> **TASK INSTRUCTIONS**: Below are some records. Say how many of their lines contain the string "wave", and give nothing but the number.

> **INPUT ROWS**:
>>>>>

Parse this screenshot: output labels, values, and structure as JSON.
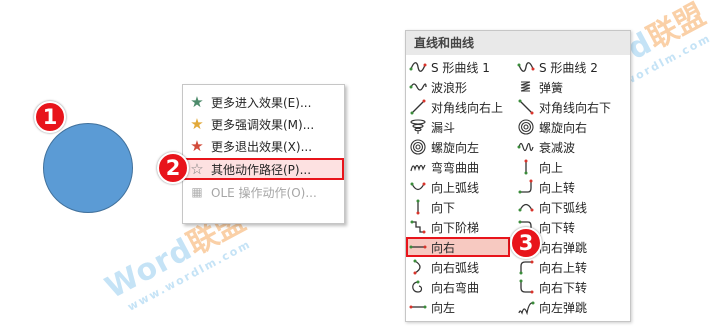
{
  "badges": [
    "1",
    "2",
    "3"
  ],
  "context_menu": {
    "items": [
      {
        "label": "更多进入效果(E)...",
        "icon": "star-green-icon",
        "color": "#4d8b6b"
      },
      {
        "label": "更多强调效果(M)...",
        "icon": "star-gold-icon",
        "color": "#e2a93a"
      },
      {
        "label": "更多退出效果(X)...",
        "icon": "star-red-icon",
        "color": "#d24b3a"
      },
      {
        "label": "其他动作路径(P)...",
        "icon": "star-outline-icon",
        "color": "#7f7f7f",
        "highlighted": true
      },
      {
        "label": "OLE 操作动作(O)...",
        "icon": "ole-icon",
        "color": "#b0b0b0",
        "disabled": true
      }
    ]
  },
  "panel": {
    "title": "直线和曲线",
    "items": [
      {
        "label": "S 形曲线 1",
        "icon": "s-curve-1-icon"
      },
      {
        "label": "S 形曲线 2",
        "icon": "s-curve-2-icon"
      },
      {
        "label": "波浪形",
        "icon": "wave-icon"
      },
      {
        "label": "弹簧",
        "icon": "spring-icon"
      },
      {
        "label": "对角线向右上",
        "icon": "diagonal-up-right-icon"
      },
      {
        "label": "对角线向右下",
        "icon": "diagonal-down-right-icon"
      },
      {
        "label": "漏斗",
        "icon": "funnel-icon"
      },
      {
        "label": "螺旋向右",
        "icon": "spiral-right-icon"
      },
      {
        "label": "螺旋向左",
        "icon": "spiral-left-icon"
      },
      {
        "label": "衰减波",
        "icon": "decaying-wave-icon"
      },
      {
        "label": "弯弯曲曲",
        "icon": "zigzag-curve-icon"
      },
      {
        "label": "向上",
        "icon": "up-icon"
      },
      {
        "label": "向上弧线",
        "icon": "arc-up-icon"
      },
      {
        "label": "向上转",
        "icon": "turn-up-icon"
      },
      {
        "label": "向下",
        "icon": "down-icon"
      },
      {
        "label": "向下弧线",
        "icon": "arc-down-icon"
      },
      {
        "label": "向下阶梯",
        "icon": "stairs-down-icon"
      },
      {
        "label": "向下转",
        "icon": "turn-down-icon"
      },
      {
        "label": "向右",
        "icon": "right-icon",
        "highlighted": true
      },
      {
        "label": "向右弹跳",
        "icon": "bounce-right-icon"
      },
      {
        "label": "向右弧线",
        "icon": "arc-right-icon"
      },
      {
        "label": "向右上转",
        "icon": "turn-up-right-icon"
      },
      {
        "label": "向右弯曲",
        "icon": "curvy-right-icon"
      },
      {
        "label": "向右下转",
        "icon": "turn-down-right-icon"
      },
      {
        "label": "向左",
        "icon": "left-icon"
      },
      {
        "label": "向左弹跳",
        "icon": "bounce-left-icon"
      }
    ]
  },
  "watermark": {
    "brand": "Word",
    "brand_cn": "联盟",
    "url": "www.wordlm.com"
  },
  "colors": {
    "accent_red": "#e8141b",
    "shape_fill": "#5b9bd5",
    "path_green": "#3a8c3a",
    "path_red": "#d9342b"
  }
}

<<<<<

> **THE OUTPUT**: 2